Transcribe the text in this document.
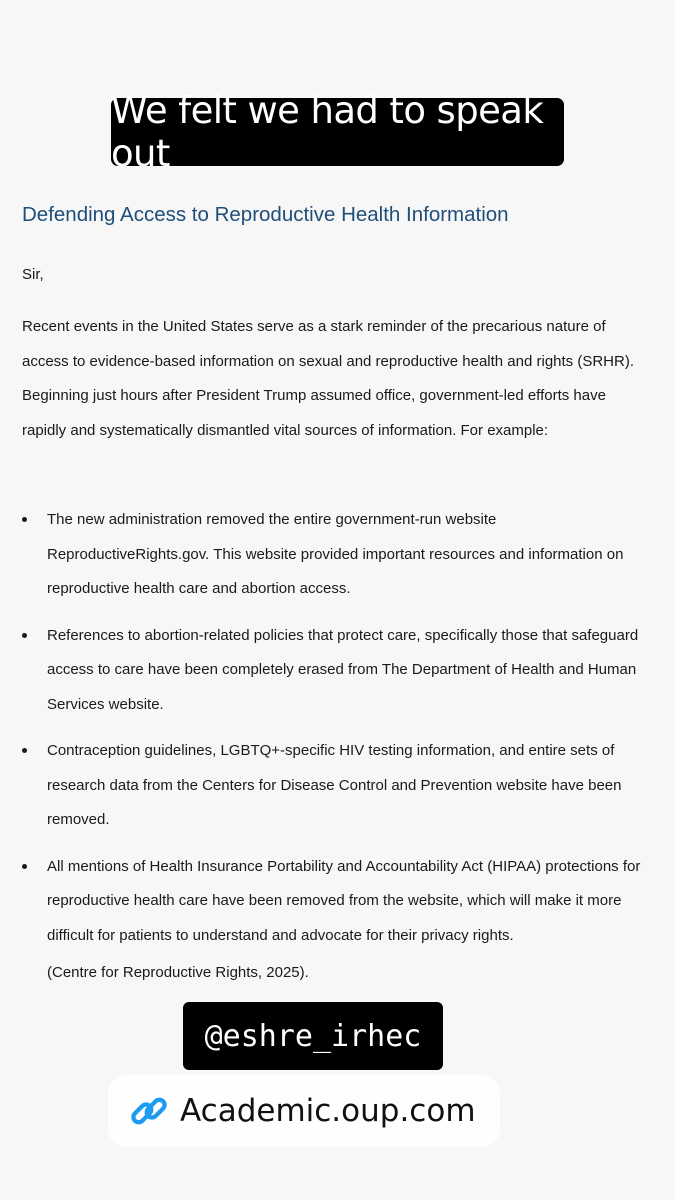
We felt we had to speak out
Defending Access to Reproductive Health Information

Sir,

Recent events in the United States serve as a stark reminder of the precarious nature of access to evidence-based information on sexual and reproductive health and rights (SRHR). Beginning just hours after President Trump assumed office, government-led efforts have rapidly and systematically dismantled vital sources of information. For example:

The new administration removed the entire government-run website ReproductiveRights.gov. This website provided important resources and information on reproductive health care and abortion access.
References to abortion-related policies that protect care, specifically those that safeguard access to care have been completely erased from The Department of Health and Human Services website.
Contraception guidelines, LGBTQ+-specific HIV testing information, and entire sets of research data from the Centers for Disease Control and Prevention website have been removed.
All mentions of Health Insurance Portability and Accountability Act (HIPAA) protections for reproductive health care have been removed from the website, which will make it more difficult for patients to understand and advocate for their privacy rights.

(Centre for Reproductive Rights, 2025).

@eshre_irhec
Academic.oup.com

» About this task
Print all of the data exactly, and do not carry over any pictures.

» Result for this task
Transcribe the text in this document.
We felt we had to speak out
Defending Access to Reproductive Health Information

Sir,

Recent events in the United States serve as a stark reminder of the precarious nature of access to evidence-based information on sexual and reproductive health and rights (SRHR). Beginning just hours after President Trump assumed office, government-led efforts have rapidly and systematically dismantled vital sources of information. For example:

The new administration removed the entire government-run website ReproductiveRights.gov. This website provided important resources and information on reproductive health care and abortion access.
References to abortion-related policies that protect care, specifically those that safeguard access to care have been completely erased from The Department of Health and Human Services website.
Contraception guidelines, LGBTQ+-specific HIV testing information, and entire sets of research data from the Centers for Disease Control and Prevention website have been removed.
All mentions of Health Insurance Portability and Accountability Act (HIPAA) protections for reproductive health care have been removed from the website, which will make it more difficult for patients to understand and advocate for their privacy rights.

(Centre for Reproductive Rights, 2025).

@eshre_irhec
Academic.oup.com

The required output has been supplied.